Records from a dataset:
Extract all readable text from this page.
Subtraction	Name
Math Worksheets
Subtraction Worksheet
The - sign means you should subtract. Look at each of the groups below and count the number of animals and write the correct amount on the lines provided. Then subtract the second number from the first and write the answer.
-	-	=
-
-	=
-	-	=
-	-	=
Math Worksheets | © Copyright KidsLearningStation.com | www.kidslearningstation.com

DESCRIPTION OF THE TASK: Looking at the data above, show all lines where the word "Subtraction" occurs.

WRITTEN ANSWER:
Subtraction	Name
Subtraction Worksheet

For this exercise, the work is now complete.